-- Start Records --

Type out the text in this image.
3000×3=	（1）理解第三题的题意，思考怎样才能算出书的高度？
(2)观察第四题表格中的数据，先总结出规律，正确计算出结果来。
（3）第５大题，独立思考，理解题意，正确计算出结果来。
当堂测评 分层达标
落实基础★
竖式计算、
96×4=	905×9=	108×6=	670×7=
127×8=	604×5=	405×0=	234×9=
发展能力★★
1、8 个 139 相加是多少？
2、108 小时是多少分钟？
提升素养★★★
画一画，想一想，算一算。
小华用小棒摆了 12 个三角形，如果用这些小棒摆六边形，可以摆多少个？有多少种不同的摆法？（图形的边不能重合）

-- End Records --

-- What you will do --
Send back all of the entries exactly, with nothing missing.

-- Expected output --
Type out the text in this image.
3000×3=	（1）理解第三题的题意，思考怎样才能算出书的高度？
(2)观察第四题表格中的数据，先总结出规律，正确计算出结果来。
（3）第５大题，独立思考，理解题意，正确计算出结果来。
当堂测评 分层达标
落实基础★
竖式计算、
96×4=	905×9=	108×6=	670×7=
127×8=	604×5=	405×0=	234×9=
发展能力★★
1、8 个 139 相加是多少？
2、108 小时是多少分钟？
提升素养★★★
画一画，想一想，算一算。
小华用小棒摆了 12 个三角形，如果用这些小棒摆六边形，可以摆多少个？有多少种不同的摆法？（图形的边不能重合）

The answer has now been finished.